▶ Your task
Print every line of the items below without changing anything, but leave out the pictures.

* START *

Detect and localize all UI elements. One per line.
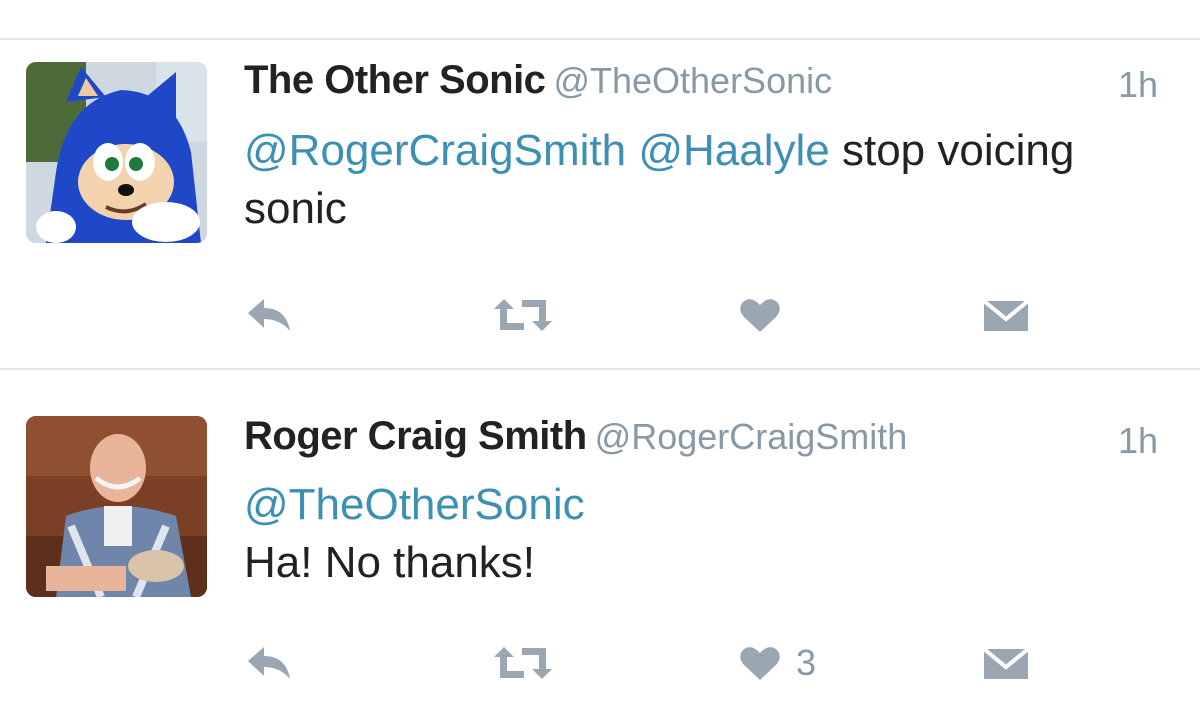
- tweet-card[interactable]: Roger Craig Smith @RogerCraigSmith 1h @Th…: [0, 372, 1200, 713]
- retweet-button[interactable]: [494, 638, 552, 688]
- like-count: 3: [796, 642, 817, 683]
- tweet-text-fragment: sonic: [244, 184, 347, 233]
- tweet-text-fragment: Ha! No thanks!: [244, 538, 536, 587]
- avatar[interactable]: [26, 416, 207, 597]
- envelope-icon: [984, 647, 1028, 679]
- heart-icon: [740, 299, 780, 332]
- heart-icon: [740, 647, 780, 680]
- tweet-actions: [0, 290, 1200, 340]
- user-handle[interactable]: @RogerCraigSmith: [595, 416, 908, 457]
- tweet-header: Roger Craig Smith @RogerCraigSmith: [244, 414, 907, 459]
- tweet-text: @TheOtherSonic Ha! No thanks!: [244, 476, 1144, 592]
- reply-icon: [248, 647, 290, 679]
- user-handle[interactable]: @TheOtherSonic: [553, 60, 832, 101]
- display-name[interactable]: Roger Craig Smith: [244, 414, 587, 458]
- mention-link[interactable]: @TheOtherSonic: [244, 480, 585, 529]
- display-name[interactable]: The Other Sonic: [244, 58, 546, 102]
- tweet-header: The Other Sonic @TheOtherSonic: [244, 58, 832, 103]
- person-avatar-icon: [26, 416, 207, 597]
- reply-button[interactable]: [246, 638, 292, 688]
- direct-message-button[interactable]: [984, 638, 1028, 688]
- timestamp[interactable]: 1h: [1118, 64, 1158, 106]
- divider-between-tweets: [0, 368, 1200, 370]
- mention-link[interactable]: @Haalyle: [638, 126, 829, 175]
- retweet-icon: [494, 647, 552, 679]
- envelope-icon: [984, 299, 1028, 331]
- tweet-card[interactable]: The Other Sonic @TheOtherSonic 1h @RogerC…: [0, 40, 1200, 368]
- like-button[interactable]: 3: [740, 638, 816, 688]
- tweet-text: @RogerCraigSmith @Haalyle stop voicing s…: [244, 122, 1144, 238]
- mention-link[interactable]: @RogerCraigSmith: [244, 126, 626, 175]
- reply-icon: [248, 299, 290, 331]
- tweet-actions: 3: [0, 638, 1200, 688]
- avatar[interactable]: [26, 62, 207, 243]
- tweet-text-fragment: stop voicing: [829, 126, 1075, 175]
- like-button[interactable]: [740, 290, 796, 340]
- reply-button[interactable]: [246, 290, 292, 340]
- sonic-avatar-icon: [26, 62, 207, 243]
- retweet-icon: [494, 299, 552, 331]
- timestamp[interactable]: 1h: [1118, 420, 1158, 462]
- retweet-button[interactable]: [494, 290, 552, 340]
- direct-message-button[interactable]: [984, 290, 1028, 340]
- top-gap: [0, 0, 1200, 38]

* END *

▶ Answer for this exercise
Detect and localize all UI elements. One per line.
- tweet-card[interactable]: Roger Craig Smith @RogerCraigSmith 1h @Th…: [0, 372, 1200, 713]
- retweet-button[interactable]: [494, 638, 552, 688]
- like-count: 3: [796, 642, 817, 683]
- tweet-text-fragment: sonic: [244, 184, 347, 233]
- tweet-text-fragment: Ha! No thanks!: [244, 538, 536, 587]
- avatar[interactable]: [26, 416, 207, 597]
- envelope-icon: [984, 647, 1028, 679]
- heart-icon: [740, 299, 780, 332]
- heart-icon: [740, 647, 780, 680]
- tweet-actions: [0, 290, 1200, 340]
- user-handle[interactable]: @RogerCraigSmith: [595, 416, 908, 457]
- tweet-header: Roger Craig Smith @RogerCraigSmith: [244, 414, 907, 459]
- tweet-text: @TheOtherSonic Ha! No thanks!: [244, 476, 1144, 592]
- reply-icon: [248, 647, 290, 679]
- user-handle[interactable]: @TheOtherSonic: [553, 60, 832, 101]
- display-name[interactable]: Roger Craig Smith: [244, 414, 587, 458]
- mention-link[interactable]: @TheOtherSonic: [244, 480, 585, 529]
- display-name[interactable]: The Other Sonic: [244, 58, 546, 102]
- tweet-header: The Other Sonic @TheOtherSonic: [244, 58, 832, 103]
- person-avatar-icon: [26, 416, 207, 597]
- reply-button[interactable]: [246, 638, 292, 688]
- direct-message-button[interactable]: [984, 638, 1028, 688]
- timestamp[interactable]: 1h: [1118, 64, 1158, 106]
- divider-between-tweets: [0, 368, 1200, 370]
- mention-link[interactable]: @Haalyle: [638, 126, 829, 175]
- retweet-icon: [494, 647, 552, 679]
- envelope-icon: [984, 299, 1028, 331]
- tweet-card[interactable]: The Other Sonic @TheOtherSonic 1h @RogerC…: [0, 40, 1200, 368]
- like-button[interactable]: 3: [740, 638, 816, 688]
- tweet-text: @RogerCraigSmith @Haalyle stop voicing s…: [244, 122, 1144, 238]
- mention-link[interactable]: @RogerCraigSmith: [244, 126, 626, 175]
- reply-icon: [248, 299, 290, 331]
- tweet-actions: 3: [0, 638, 1200, 688]
- avatar[interactable]: [26, 62, 207, 243]
- tweet-text-fragment: stop voicing: [829, 126, 1075, 175]
- like-button[interactable]: [740, 290, 796, 340]
- reply-button[interactable]: [246, 290, 292, 340]
- sonic-avatar-icon: [26, 62, 207, 243]
- retweet-icon: [494, 299, 552, 331]
- timestamp[interactable]: 1h: [1118, 420, 1158, 462]
- retweet-button[interactable]: [494, 290, 552, 340]
- direct-message-button[interactable]: [984, 290, 1028, 340]
- top-gap: [0, 0, 1200, 38]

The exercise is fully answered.